▸ **The task**: Gather from the listing below each line that includes the word "mind", and copy it.

▸ **Source material**:
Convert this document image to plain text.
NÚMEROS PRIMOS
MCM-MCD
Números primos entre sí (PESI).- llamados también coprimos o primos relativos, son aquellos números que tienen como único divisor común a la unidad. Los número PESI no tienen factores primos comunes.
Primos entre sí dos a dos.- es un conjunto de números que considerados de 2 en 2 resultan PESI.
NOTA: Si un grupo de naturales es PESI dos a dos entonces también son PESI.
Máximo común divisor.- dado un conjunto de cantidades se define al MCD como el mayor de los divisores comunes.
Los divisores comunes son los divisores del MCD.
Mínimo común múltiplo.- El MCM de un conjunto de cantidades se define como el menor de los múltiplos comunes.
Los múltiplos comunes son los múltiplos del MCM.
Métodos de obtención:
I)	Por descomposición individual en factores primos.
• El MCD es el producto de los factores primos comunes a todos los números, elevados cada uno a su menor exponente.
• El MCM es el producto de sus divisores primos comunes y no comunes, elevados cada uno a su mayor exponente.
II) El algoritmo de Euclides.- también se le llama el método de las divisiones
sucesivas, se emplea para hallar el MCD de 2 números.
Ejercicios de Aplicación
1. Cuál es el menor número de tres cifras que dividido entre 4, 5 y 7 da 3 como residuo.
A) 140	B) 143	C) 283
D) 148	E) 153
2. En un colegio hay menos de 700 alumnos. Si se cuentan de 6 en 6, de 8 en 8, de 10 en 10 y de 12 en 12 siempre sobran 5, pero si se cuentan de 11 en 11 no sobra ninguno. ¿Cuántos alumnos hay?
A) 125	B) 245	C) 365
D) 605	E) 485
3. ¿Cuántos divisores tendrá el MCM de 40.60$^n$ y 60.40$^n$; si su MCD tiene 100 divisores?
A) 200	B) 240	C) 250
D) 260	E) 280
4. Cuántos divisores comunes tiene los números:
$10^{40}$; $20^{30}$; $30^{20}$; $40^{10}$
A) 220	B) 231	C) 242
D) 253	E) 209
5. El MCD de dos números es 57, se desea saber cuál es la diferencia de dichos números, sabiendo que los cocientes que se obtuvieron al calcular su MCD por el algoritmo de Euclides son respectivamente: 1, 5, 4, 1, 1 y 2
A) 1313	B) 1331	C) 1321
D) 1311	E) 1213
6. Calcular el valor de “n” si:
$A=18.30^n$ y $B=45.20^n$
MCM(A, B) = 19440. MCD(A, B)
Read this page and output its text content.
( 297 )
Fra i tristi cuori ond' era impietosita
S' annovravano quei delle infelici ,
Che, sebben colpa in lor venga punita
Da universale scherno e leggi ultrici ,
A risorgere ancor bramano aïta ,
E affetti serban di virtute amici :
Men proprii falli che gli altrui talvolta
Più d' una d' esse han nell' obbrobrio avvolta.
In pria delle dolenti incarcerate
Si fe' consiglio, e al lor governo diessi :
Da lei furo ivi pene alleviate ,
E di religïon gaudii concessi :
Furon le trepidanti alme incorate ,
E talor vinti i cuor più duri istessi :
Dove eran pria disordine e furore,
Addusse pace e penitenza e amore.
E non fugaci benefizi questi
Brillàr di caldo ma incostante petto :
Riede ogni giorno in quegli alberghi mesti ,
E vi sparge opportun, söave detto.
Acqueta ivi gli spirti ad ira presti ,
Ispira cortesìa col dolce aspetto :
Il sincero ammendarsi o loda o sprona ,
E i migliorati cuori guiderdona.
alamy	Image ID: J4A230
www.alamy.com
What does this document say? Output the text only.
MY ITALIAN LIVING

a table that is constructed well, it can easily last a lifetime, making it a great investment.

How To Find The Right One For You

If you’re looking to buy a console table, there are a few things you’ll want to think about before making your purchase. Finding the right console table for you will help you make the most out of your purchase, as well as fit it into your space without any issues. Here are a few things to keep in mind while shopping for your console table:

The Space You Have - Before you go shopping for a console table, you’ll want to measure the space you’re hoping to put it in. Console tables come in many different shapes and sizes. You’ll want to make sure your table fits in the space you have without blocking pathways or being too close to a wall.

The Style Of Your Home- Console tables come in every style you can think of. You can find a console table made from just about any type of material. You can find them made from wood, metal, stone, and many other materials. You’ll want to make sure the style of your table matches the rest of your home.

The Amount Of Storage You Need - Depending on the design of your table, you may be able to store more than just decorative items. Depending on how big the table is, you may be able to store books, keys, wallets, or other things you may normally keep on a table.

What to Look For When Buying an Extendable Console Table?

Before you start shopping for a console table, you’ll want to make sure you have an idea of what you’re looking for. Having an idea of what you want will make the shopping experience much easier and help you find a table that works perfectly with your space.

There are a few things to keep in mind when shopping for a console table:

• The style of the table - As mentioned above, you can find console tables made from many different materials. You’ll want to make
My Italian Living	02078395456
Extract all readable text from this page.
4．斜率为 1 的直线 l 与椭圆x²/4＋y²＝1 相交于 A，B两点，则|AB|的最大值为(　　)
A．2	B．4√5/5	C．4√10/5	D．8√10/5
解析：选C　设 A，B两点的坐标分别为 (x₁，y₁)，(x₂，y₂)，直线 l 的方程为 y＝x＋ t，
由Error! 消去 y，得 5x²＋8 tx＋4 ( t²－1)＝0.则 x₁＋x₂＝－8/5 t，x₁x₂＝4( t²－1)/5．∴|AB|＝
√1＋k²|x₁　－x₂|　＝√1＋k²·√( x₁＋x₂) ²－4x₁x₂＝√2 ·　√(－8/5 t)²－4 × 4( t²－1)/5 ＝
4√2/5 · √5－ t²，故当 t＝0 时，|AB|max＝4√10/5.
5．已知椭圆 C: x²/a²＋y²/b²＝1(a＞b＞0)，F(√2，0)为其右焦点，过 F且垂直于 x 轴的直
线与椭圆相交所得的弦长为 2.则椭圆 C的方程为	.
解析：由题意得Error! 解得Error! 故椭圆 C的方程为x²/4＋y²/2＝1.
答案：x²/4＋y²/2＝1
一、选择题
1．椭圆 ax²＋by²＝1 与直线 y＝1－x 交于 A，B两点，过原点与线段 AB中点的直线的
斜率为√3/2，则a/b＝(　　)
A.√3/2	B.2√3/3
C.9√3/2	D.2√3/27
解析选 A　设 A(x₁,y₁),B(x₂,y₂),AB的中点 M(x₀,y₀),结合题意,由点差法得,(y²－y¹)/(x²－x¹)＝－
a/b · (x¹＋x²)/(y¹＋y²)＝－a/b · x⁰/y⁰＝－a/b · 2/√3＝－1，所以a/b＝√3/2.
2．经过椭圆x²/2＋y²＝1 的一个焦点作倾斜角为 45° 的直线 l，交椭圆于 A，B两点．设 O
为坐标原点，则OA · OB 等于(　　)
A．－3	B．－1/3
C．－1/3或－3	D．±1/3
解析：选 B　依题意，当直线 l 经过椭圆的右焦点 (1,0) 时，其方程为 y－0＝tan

▸ **Exercise answer**:
If you’re looking to buy a console table, there are a few things you’ll want to think about before making your purchase. Finding the right console table for you will help you make the most out of your purchase, as well as fit it into your space without any issues. Here are a few things to keep in mind while shopping for your console table:
There are a few things to keep in mind when shopping for a console table:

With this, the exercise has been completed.